▶

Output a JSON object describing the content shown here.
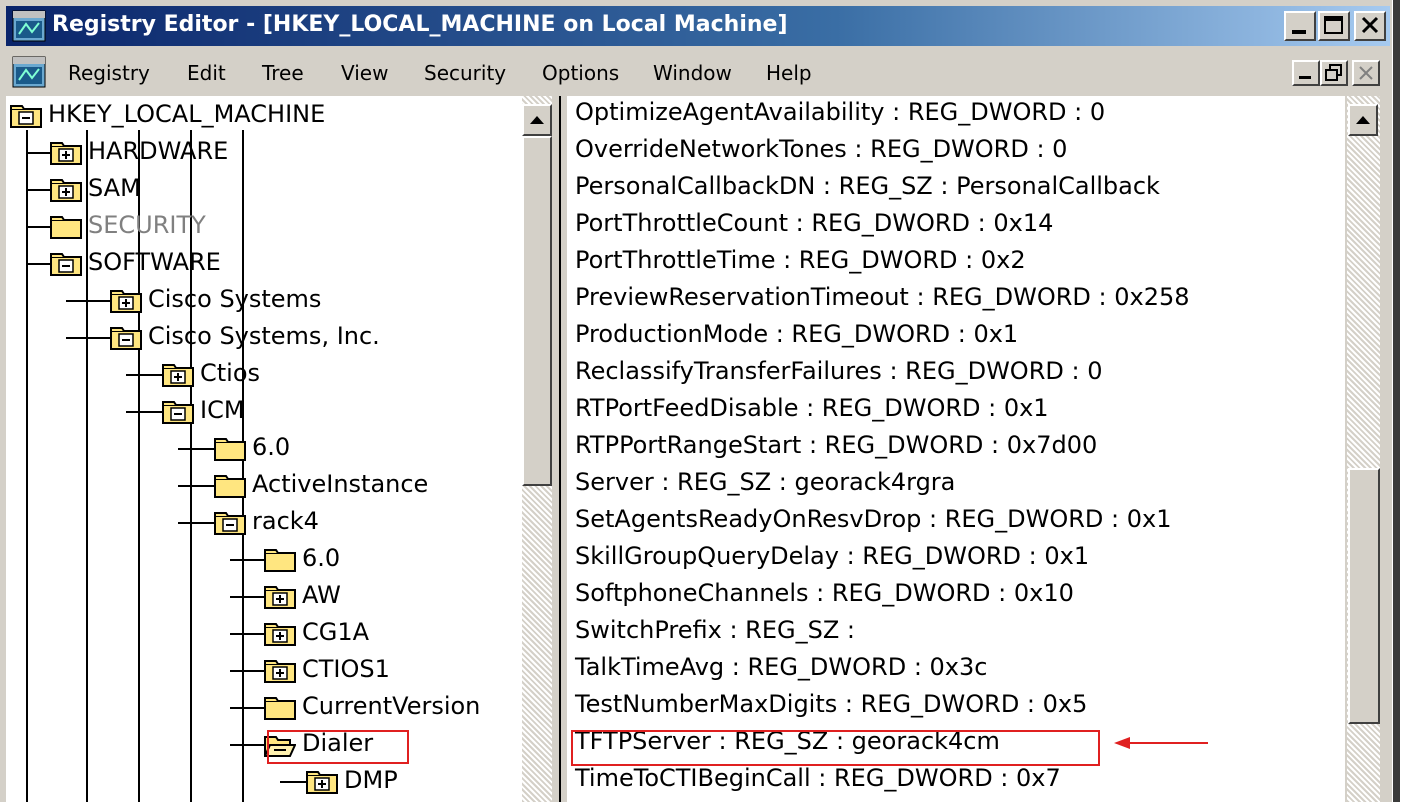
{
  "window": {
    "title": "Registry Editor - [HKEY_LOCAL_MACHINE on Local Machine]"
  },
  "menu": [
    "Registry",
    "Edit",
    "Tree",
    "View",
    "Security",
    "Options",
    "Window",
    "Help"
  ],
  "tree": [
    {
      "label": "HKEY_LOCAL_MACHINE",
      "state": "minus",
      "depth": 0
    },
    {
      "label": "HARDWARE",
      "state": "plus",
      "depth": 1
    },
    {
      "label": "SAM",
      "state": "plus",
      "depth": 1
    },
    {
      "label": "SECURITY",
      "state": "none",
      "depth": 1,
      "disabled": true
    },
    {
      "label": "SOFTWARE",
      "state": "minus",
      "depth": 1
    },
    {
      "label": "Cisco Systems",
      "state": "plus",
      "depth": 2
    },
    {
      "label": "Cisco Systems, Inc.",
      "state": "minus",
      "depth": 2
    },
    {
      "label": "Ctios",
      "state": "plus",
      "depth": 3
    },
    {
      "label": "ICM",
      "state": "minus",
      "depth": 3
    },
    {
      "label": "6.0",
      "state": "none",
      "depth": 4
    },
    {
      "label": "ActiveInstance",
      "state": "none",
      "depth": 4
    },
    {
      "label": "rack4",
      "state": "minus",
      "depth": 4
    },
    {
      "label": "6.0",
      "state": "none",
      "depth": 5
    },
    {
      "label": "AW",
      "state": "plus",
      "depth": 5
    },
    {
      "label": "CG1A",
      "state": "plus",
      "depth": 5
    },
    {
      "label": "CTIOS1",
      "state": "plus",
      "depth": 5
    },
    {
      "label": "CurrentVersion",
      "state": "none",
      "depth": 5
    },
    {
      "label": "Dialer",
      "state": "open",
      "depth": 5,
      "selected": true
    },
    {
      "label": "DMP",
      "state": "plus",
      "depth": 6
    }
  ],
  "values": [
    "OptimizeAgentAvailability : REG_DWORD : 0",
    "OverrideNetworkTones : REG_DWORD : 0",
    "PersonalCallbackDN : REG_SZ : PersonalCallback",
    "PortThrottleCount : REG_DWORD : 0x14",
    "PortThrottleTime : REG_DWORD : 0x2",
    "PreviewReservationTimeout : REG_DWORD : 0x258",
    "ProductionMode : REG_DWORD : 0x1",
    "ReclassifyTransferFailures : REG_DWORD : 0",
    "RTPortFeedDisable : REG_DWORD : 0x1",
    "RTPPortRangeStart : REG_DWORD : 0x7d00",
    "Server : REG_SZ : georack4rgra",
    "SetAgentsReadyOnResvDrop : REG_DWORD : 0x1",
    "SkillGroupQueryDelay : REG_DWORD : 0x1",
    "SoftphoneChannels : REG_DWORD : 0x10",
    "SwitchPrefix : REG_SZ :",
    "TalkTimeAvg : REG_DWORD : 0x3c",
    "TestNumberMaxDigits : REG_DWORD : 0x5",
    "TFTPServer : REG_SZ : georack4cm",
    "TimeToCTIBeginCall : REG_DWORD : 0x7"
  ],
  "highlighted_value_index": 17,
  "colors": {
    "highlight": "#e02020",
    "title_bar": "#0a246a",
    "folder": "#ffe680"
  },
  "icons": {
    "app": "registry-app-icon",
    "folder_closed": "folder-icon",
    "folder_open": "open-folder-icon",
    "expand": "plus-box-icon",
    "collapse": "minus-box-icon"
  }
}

◀

• _Exercise requirements_: Would you mind returning each entry above word for word, skipping the images?

• _Task solution_:
Output a JSON object describing the content shown here.
{
  "window": {
    "title": "Registry Editor - [HKEY_LOCAL_MACHINE on Local Machine]"
  },
  "menu": [
    "Registry",
    "Edit",
    "Tree",
    "View",
    "Security",
    "Options",
    "Window",
    "Help"
  ],
  "tree": [
    {
      "label": "HKEY_LOCAL_MACHINE",
      "state": "minus",
      "depth": 0
    },
    {
      "label": "HARDWARE",
      "state": "plus",
      "depth": 1
    },
    {
      "label": "SAM",
      "state": "plus",
      "depth": 1
    },
    {
      "label": "SECURITY",
      "state": "none",
      "depth": 1,
      "disabled": true
    },
    {
      "label": "SOFTWARE",
      "state": "minus",
      "depth": 1
    },
    {
      "label": "Cisco Systems",
      "state": "plus",
      "depth": 2
    },
    {
      "label": "Cisco Systems, Inc.",
      "state": "minus",
      "depth": 2
    },
    {
      "label": "Ctios",
      "state": "plus",
      "depth": 3
    },
    {
      "label": "ICM",
      "state": "minus",
      "depth": 3
    },
    {
      "label": "6.0",
      "state": "none",
      "depth": 4
    },
    {
      "label": "ActiveInstance",
      "state": "none",
      "depth": 4
    },
    {
      "label": "rack4",
      "state": "minus",
      "depth": 4
    },
    {
      "label": "6.0",
      "state": "none",
      "depth": 5
    },
    {
      "label": "AW",
      "state": "plus",
      "depth": 5
    },
    {
      "label": "CG1A",
      "state": "plus",
      "depth": 5
    },
    {
      "label": "CTIOS1",
      "state": "plus",
      "depth": 5
    },
    {
      "label": "CurrentVersion",
      "state": "none",
      "depth": 5
    },
    {
      "label": "Dialer",
      "state": "open",
      "depth": 5,
      "selected": true
    },
    {
      "label": "DMP",
      "state": "plus",
      "depth": 6
    }
  ],
  "values": [
    "OptimizeAgentAvailability : REG_DWORD : 0",
    "OverrideNetworkTones : REG_DWORD : 0",
    "PersonalCallbackDN : REG_SZ : PersonalCallback",
    "PortThrottleCount : REG_DWORD : 0x14",
    "PortThrottleTime : REG_DWORD : 0x2",
    "PreviewReservationTimeout : REG_DWORD : 0x258",
    "ProductionMode : REG_DWORD : 0x1",
    "ReclassifyTransferFailures : REG_DWORD : 0",
    "RTPortFeedDisable : REG_DWORD : 0x1",
    "RTPPortRangeStart : REG_DWORD : 0x7d00",
    "Server : REG_SZ : georack4rgra",
    "SetAgentsReadyOnResvDrop : REG_DWORD : 0x1",
    "SkillGroupQueryDelay : REG_DWORD : 0x1",
    "SoftphoneChannels : REG_DWORD : 0x10",
    "SwitchPrefix : REG_SZ :",
    "TalkTimeAvg : REG_DWORD : 0x3c",
    "TestNumberMaxDigits : REG_DWORD : 0x5",
    "TFTPServer : REG_SZ : georack4cm",
    "TimeToCTIBeginCall : REG_DWORD : 0x7"
  ],
  "highlighted_value_index": 17,
  "colors": {
    "highlight": "#e02020",
    "title_bar": "#0a246a",
    "folder": "#ffe680"
  },
  "icons": {
    "app": "registry-app-icon",
    "folder_closed": "folder-icon",
    "folder_open": "open-folder-icon",
    "expand": "plus-box-icon",
    "collapse": "minus-box-icon"
  }
}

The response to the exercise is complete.